Figure contents as structured data:
============

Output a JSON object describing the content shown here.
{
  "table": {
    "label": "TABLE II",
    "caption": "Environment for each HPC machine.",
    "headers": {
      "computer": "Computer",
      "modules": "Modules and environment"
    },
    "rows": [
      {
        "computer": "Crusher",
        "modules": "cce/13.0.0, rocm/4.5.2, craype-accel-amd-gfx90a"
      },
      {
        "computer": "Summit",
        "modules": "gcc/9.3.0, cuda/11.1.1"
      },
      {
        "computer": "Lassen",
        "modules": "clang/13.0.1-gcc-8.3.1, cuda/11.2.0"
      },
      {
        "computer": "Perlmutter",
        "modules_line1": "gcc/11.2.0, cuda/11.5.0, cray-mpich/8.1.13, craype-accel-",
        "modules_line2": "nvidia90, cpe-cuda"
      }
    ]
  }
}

============

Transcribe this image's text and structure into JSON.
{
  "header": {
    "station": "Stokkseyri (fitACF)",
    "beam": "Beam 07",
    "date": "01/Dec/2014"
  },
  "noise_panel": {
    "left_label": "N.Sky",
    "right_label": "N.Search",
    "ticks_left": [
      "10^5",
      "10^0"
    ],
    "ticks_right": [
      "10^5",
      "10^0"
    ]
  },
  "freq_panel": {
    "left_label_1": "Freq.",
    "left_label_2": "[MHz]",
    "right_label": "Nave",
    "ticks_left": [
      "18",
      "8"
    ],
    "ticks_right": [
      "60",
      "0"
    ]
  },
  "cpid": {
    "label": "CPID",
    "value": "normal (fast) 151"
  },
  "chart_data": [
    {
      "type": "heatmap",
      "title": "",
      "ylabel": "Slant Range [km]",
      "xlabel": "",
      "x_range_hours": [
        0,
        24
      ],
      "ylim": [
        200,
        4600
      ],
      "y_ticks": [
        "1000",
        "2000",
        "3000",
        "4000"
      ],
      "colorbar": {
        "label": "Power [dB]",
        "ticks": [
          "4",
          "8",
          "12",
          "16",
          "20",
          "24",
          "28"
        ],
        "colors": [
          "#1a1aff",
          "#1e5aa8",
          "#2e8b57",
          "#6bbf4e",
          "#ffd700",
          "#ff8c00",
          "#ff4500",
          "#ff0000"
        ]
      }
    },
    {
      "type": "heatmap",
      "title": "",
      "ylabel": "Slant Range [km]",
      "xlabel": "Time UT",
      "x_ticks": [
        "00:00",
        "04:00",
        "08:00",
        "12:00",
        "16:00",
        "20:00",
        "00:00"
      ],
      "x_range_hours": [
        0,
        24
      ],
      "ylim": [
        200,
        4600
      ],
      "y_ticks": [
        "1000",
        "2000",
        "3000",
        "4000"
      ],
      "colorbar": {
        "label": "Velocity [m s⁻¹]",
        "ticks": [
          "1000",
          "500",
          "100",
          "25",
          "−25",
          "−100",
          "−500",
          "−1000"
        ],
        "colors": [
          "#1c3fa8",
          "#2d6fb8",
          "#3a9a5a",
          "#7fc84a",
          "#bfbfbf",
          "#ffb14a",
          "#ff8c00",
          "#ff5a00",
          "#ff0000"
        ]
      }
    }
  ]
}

============

Aim of the exercise: Isolate the lines that hold the word "computer" and copy all of them.

Solution for this task:
      "computer": "Computer",
        "computer": "Crusher",
        "computer": "Summit",
        "computer": "Lassen",
        "computer": "Perlmutter",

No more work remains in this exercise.